**Data entries**
== == ==
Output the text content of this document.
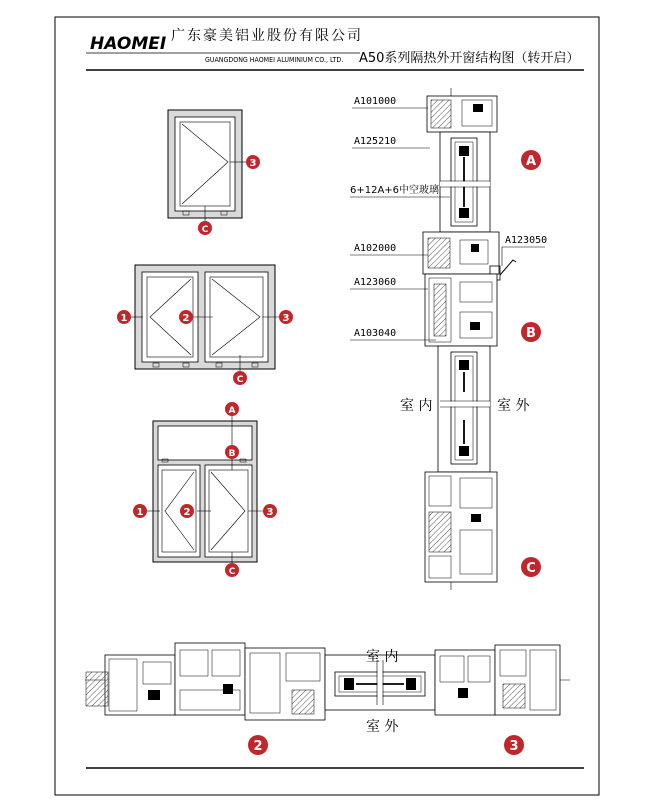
HAOMEI 广东豪美铝业股份有限公司
GUANGDONG HAOMEI ALUMINIUM CO., LTD. A50系列隔热外开窗结构图（转开启）
A101000
A125210
6+12A+6中空玻璃
A102000
A123050
A123060
A103040
室 内	室 外
室 内
室 外
3
C
1	2	3
C
A
B
1	2	3
C
A
B
C
2	3
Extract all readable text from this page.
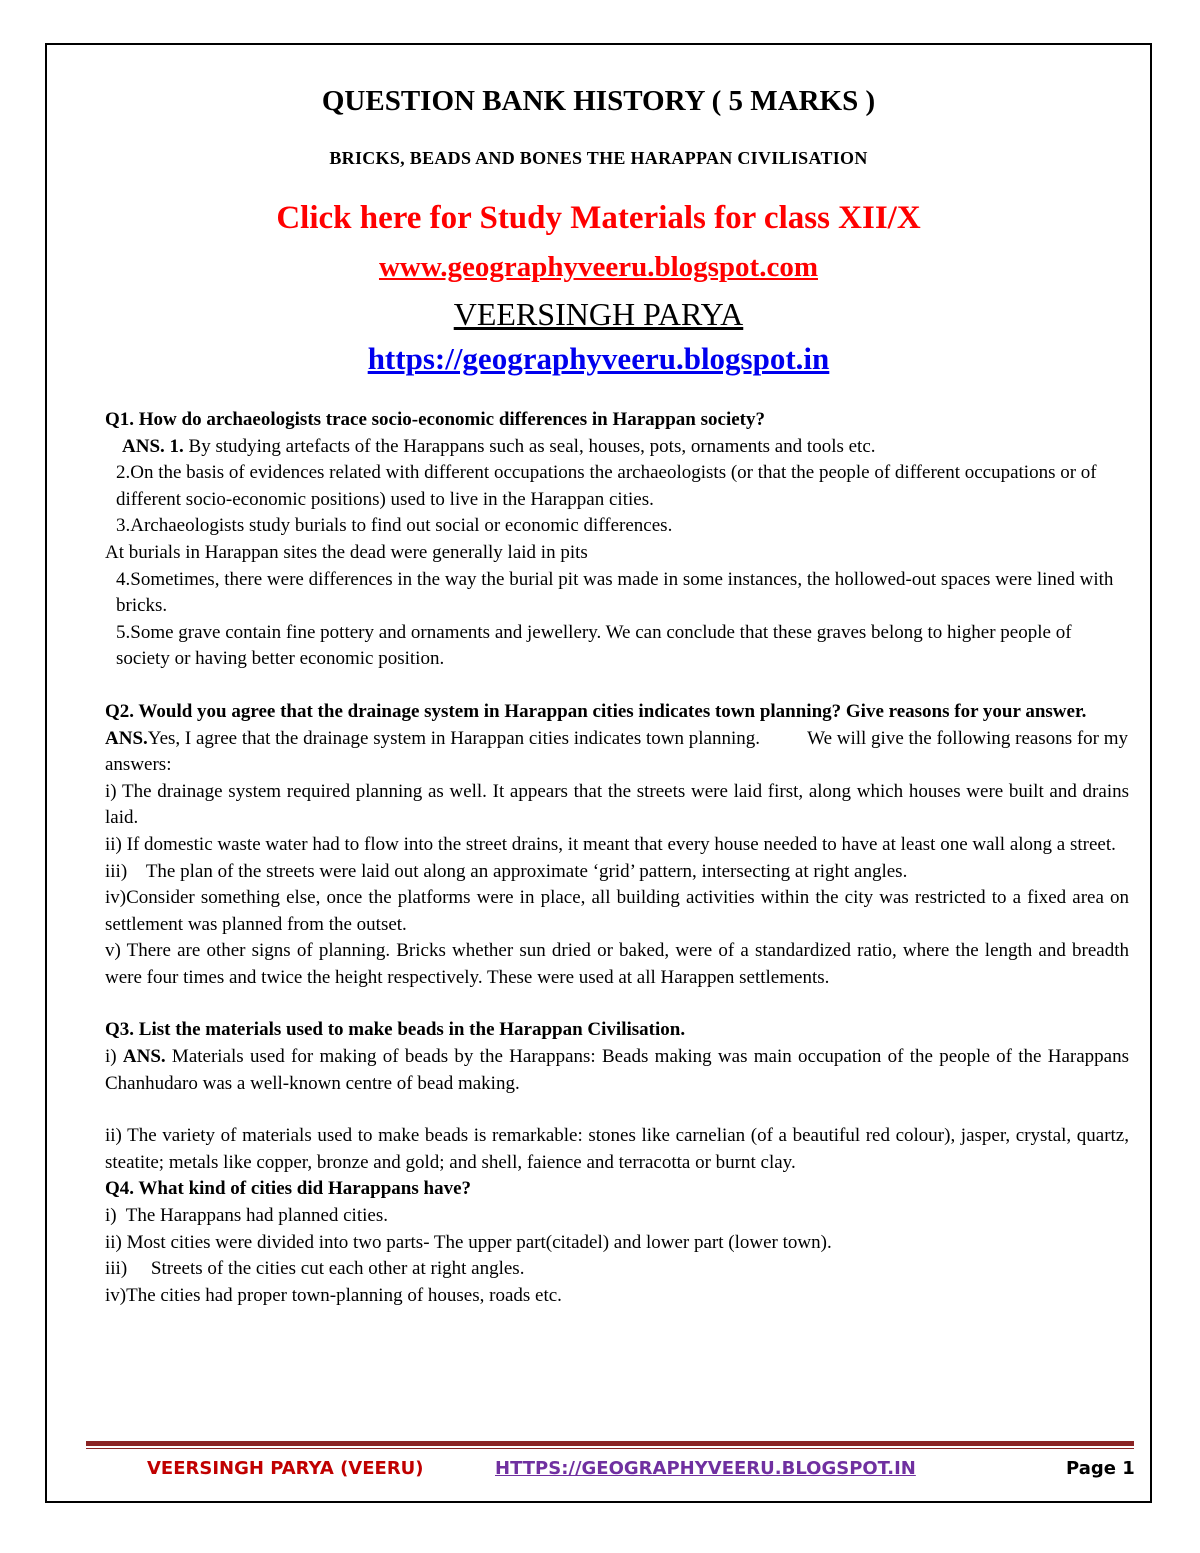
QUESTION BANK HISTORY ( 5 MARKS )
BRICKS, BEADS AND BONES THE HARAPPAN CIVILISATION
Click here for Study Materials for class XII/X
www.geographyveeru.blogspot.com
VEERSINGH PARYA
https://geographyveeru.blogspot.in

Q1. How do archaeologists trace socio-economic differences in Harappan society?

ANS. 1. By studying artefacts of the Harappans such as seal, houses, pots, ornaments and tools etc.

2.On the basis of evidences related with different occupations the archaeologists (or that the people of different occupations or of different socio-economic positions) used to live in the Harappan cities.

3.Archaeologists study burials to find out social or economic differences.

At burials in Harappan sites the dead were generally laid in pits

4.Sometimes, there were differences in the way the burial pit was made in some instances, the hollowed-out spaces were lined with bricks.

5.Some grave contain fine pottery and ornaments and jewellery. We can conclude that these graves belong to higher people of society or having better economic position.

Q2. Would you agree that the drainage system in Harappan cities indicates town planning? Give reasons for your answer.

ANS.Yes, I agree that the drainage system in Harappan cities indicates town planning.          We will give the following reasons for my answers:

i) The drainage system required planning as well. It appears that the streets were laid first, along which houses were built and drains laid.

ii) If domestic waste water had to flow into the street drains, it meant that every house needed to have at least one wall along a street.

iii)    The plan of the streets were laid out along an approximate ‘grid’ pattern, intersecting at right angles.

iv)Consider something else, once the platforms were in place, all building activities within the city was restricted to a fixed area on settlement was planned from the outset.

v) There are other signs of planning. Bricks whether sun dried or baked, were of a standardized ratio, where the length and breadth were four times and twice the height respectively. These were used at all Harappen settlements.

Q3. List the materials used to make beads in the Harappan Civilisation.

i) ANS. Materials used for making of beads by the Harappans: Beads making was main occupation of the people of the Harappans Chanhudaro was a well-known centre of bead making.

ii) The variety of materials used to make beads is remarkable: stones like carnelian (of a beautiful red colour), jasper, crystal, quartz, steatite; metals like copper, bronze and gold; and shell, faience and terracotta or burnt clay.

Q4. What kind of cities did Harappans have?

i)  The Harappans had planned cities.

ii) Most cities were divided into two parts- The upper part(citadel) and lower part (lower town).

iii)     Streets of the cities cut each other at right angles.

iv)The cities had proper town-planning of houses, roads etc.

VEERSINGH PARYA (VEERU)	HTTPS://GEOGRAPHYVEERU.BLOGSPOT.IN	Page 1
== == ==
**WRITTEN EXERCISE**
Reproduce each line exactly, please, except for any pictures.

**RESPONSE BELOW**
Output the text content of this document.
HAOMEI 广东豪美铝业股份有限公司
GUANGDONG HAOMEI ALUMINIUM CO., LTD. A50系列隔热外开窗结构图（转开启）
A101000
A125210
6+12A+6中空玻璃
A102000
A123050
A123060
A103040
室 内	室 外
室 内
室 外
3
C
1	2	3
C
A
B
1	2	3
C
A
B
C
2	3
Extract all readable text from this page.
QUESTION BANK HISTORY ( 5 MARKS )
BRICKS, BEADS AND BONES THE HARAPPAN CIVILISATION
Click here for Study Materials for class XII/X
www.geographyveeru.blogspot.com
VEERSINGH PARYA
https://geographyveeru.blogspot.in

Q1. How do archaeologists trace socio-economic differences in Harappan society?

ANS. 1. By studying artefacts of the Harappans such as seal, houses, pots, ornaments and tools etc.

2.On the basis of evidences related with different occupations the archaeologists (or that the people of different occupations or of different socio-economic positions) used to live in the Harappan cities.

3.Archaeologists study burials to find out social or economic differences.

At burials in Harappan sites the dead were generally laid in pits

4.Sometimes, there were differences in the way the burial pit was made in some instances, the hollowed-out spaces were lined with bricks.

5.Some grave contain fine pottery and ornaments and jewellery. We can conclude that these graves belong to higher people of society or having better economic position.

Q2. Would you agree that the drainage system in Harappan cities indicates town planning? Give reasons for your answer.

ANS.Yes, I agree that the drainage system in Harappan cities indicates town planning.          We will give the following reasons for my answers:

i) The drainage system required planning as well. It appears that the streets were laid first, along which houses were built and drains laid.

ii) If domestic waste water had to flow into the street drains, it meant that every house needed to have at least one wall along a street.

iii)    The plan of the streets were laid out along an approximate ‘grid’ pattern, intersecting at right angles.

iv)Consider something else, once the platforms were in place, all building activities within the city was restricted to a fixed area on settlement was planned from the outset.

v) There are other signs of planning. Bricks whether sun dried or baked, were of a standardized ratio, where the length and breadth were four times and twice the height respectively. These were used at all Harappen settlements.

Q3. List the materials used to make beads in the Harappan Civilisation.

i) ANS. Materials used for making of beads by the Harappans: Beads making was main occupation of the people of the Harappans Chanhudaro was a well-known centre of bead making.

ii) The variety of materials used to make beads is remarkable: stones like carnelian (of a beautiful red colour), jasper, crystal, quartz, steatite; metals like copper, bronze and gold; and shell, faience and terracotta or burnt clay.

Q4. What kind of cities did Harappans have?

i)  The Harappans had planned cities.

ii) Most cities were divided into two parts- The upper part(citadel) and lower part (lower town).

iii)     Streets of the cities cut each other at right angles.

iv)The cities had proper town-planning of houses, roads etc.

VEERSINGH PARYA (VEERU)	HTTPS://GEOGRAPHYVEERU.BLOGSPOT.IN	Page 1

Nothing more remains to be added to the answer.